(Data entries)
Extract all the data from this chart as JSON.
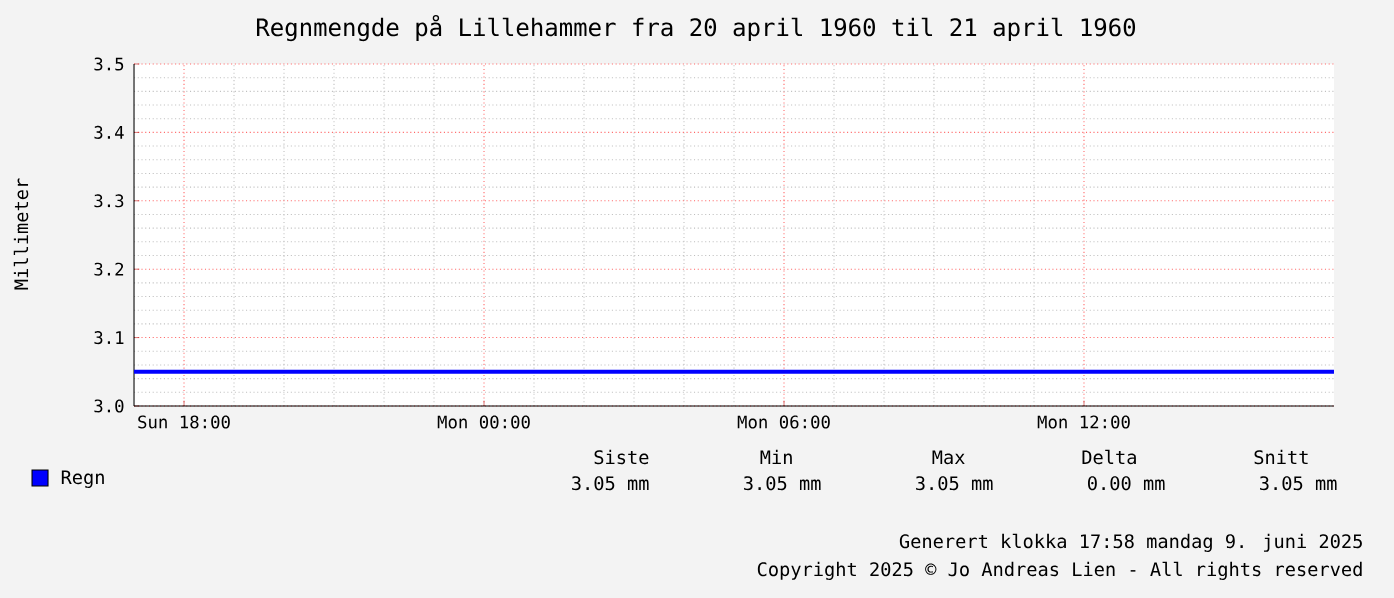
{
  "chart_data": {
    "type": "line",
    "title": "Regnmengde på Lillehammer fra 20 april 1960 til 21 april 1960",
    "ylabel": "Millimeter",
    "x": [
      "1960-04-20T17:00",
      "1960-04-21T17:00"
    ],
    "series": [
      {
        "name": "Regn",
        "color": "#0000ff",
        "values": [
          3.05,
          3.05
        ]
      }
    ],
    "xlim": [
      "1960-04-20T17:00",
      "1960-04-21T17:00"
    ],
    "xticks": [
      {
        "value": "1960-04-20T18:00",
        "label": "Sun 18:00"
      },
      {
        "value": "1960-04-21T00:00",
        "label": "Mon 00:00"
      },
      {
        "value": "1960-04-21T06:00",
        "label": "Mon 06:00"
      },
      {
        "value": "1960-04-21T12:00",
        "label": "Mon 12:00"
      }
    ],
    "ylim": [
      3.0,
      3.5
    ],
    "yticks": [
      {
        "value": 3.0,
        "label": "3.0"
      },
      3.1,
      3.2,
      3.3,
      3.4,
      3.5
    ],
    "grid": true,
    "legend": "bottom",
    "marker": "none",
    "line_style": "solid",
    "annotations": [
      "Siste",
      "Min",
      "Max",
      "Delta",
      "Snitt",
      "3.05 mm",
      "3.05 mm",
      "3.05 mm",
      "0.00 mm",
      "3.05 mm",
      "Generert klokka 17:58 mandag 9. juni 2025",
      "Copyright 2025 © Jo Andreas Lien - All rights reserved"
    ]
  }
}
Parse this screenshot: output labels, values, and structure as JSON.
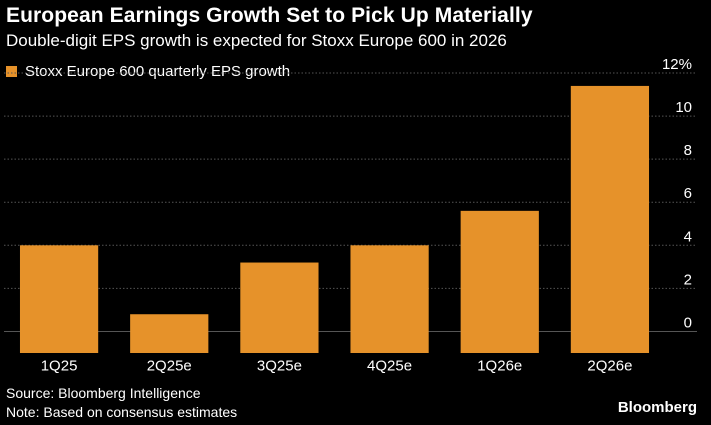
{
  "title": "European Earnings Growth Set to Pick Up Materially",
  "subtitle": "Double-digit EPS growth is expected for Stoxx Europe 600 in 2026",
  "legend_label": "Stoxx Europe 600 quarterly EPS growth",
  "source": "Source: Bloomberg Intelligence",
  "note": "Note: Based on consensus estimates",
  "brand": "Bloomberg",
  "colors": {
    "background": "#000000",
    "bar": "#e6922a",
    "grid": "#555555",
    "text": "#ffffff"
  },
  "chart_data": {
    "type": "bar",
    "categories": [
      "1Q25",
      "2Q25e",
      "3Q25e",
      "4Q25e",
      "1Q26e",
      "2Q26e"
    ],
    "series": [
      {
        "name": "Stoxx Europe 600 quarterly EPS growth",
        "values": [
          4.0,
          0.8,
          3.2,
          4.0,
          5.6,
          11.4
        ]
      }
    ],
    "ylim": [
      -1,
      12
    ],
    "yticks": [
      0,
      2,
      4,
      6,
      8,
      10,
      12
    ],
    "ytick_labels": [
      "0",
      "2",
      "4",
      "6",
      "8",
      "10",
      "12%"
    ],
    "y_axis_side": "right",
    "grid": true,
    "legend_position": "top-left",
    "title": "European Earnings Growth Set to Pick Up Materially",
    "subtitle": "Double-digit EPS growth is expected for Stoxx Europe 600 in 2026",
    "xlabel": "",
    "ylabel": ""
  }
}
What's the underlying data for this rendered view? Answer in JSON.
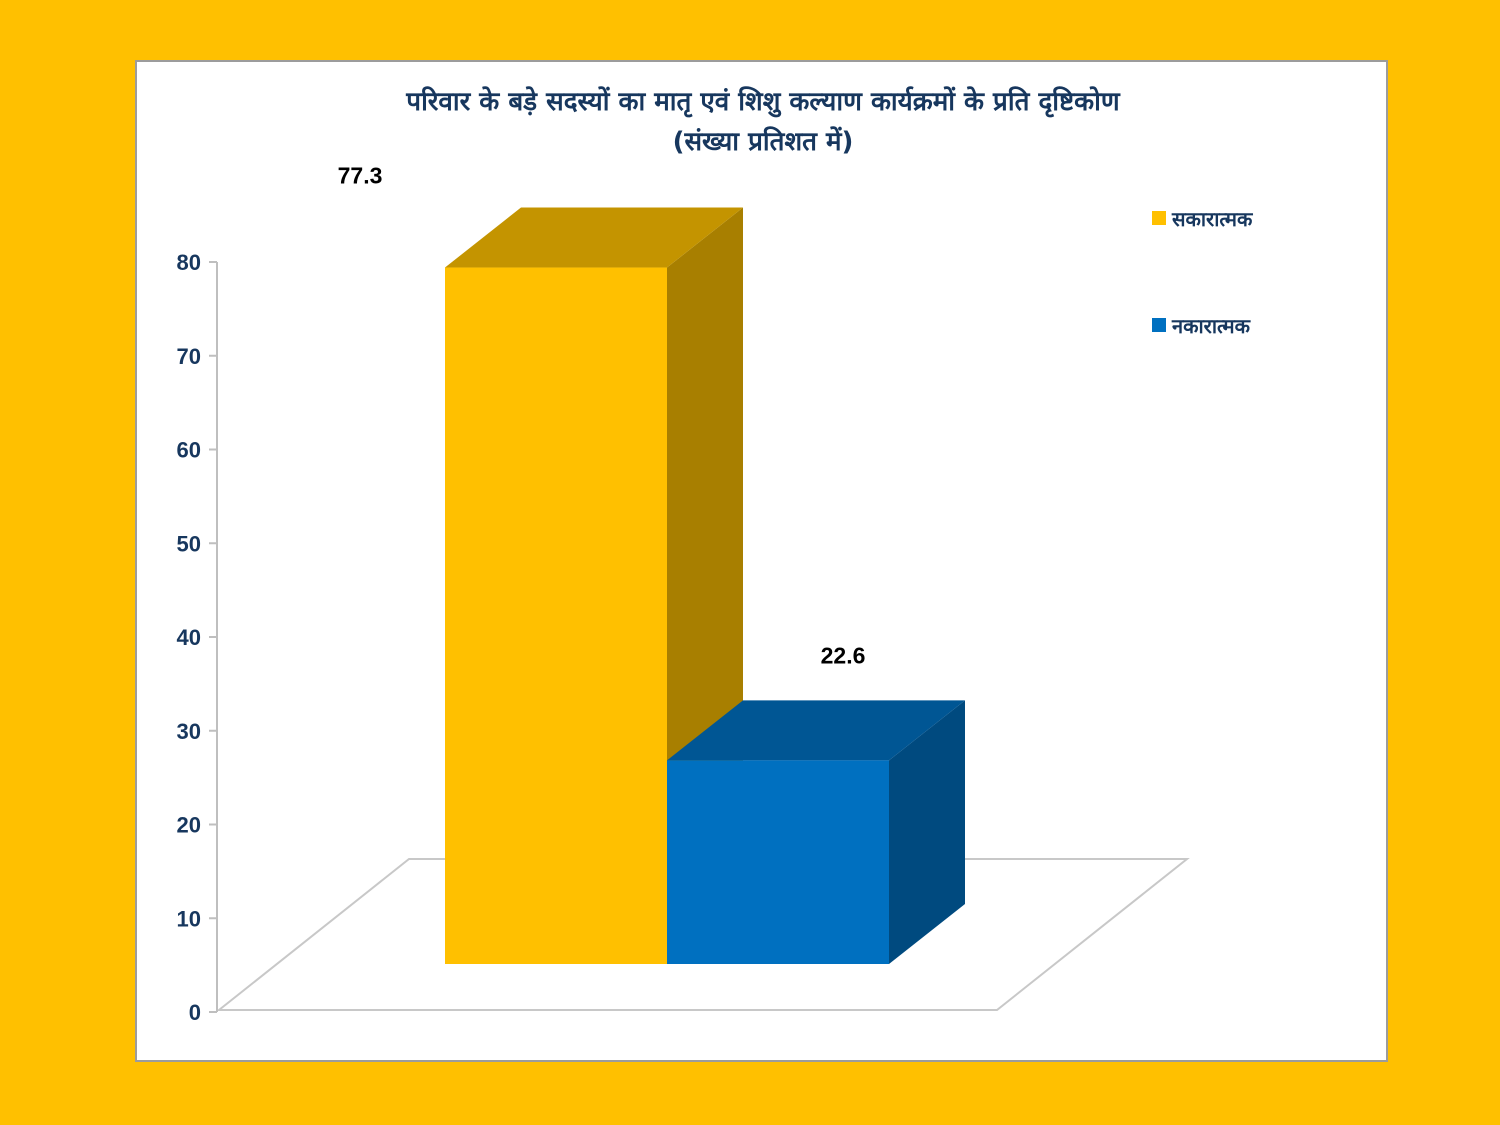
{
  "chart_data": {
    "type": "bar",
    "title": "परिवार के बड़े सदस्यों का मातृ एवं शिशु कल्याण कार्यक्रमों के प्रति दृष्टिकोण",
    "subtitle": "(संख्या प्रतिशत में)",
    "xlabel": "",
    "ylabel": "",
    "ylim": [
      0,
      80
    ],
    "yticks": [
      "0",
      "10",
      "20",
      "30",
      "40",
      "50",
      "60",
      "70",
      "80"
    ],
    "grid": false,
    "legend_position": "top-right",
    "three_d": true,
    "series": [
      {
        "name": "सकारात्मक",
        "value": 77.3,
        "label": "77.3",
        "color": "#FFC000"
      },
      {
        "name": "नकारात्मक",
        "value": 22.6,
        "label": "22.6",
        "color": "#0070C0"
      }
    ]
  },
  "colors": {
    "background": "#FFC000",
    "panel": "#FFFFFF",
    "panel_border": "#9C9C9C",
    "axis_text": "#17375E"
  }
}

* Task to carry out *
List the lines of the records where "expected" occurs.

* Reply *
  "subtitle": "Double-digit EPS growth is expected for Stoxx Europe 600 in 2026",
    "subtitle": "Double-digit EPS growth is expected for Stoxx Europe 600 in 2026",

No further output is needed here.